[Brief]
Rewrite the material below with "File Downloads" swapped for "Full-Text Downloads" wherever it occurs, keeping everything else the same, and omit the picture.

>>>>>

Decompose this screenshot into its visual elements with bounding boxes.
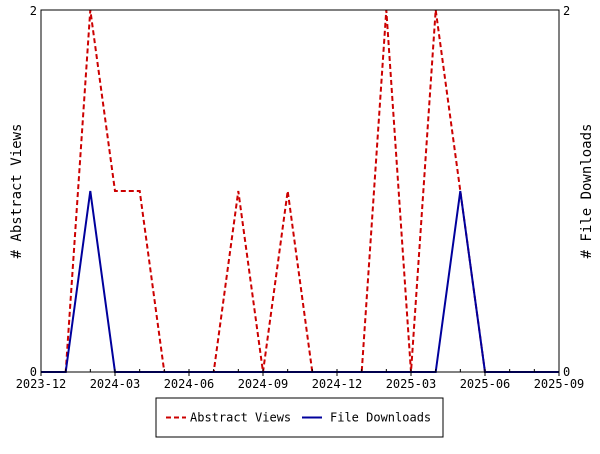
x-tick-label: 2024-06 — [164, 377, 215, 391]
axes: 2023-12 2024-03 2024-06 2024-09 2024-12 2025-… — [9, 4, 595, 391]
y-tick-label-left: 2 — [30, 4, 37, 18]
x-tick-label: 2025-06 — [460, 377, 511, 391]
plot-frame — [40, 9, 560, 373]
x-tick-label: 2024-03 — [90, 377, 141, 391]
x-tick-label: 2024-09 — [238, 377, 289, 391]
x-tick-label: 2024-12 — [312, 377, 363, 391]
y-axis-label-right: # File Downloads — [579, 124, 595, 259]
legend-box — [155, 397, 444, 438]
legend-label: Abstract Views — [190, 411, 291, 425]
y-tick-label-left: 0 — [30, 365, 37, 379]
y-tick-label-right: 0 — [563, 365, 570, 379]
series-line-abstract-views — [41, 9, 559, 373]
x-tick-label: 2025-09 — [534, 377, 585, 391]
x-tick-label: 2023-12 — [16, 377, 67, 391]
y-tick-label-right: 2 — [563, 4, 570, 18]
plot-area — [41, 9, 559, 373]
x-tick-label: 2025-03 — [386, 377, 437, 391]
legend: Abstract Views File Downloads — [155, 397, 444, 438]
y-axis-label-left: # Abstract Views — [9, 124, 25, 259]
legend-label: File Downloads — [330, 411, 431, 425]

<<<<<

[Result for this exercise]
Decompose this screenshot into its visual elements with bounding boxes.
x-tick-label: 2024-06 — [164, 377, 215, 391]
axes: 2023-12 2024-03 2024-06 2024-09 2024-12 2025-… — [9, 4, 595, 391]
y-tick-label-left: 2 — [30, 4, 37, 18]
x-tick-label: 2025-06 — [460, 377, 511, 391]
plot-frame — [40, 9, 560, 373]
x-tick-label: 2024-03 — [90, 377, 141, 391]
x-tick-label: 2024-09 — [238, 377, 289, 391]
x-tick-label: 2024-12 — [312, 377, 363, 391]
y-axis-label-right: # Full-Text Downloads — [579, 124, 595, 259]
legend-box — [155, 397, 444, 438]
legend-label: Abstract Views — [190, 411, 291, 425]
y-tick-label-left: 0 — [30, 365, 37, 379]
y-tick-label-right: 0 — [563, 365, 570, 379]
series-line-abstract-views — [41, 9, 559, 373]
x-tick-label: 2025-09 — [534, 377, 585, 391]
x-tick-label: 2023-12 — [16, 377, 67, 391]
y-tick-label-right: 2 — [563, 4, 570, 18]
plot-area — [41, 9, 559, 373]
x-tick-label: 2025-03 — [386, 377, 437, 391]
legend: Abstract Views Full-Text Downloads — [155, 397, 444, 438]
y-axis-label-left: # Abstract Views — [9, 124, 25, 259]
legend-label: Full-Text Downloads — [330, 411, 431, 425]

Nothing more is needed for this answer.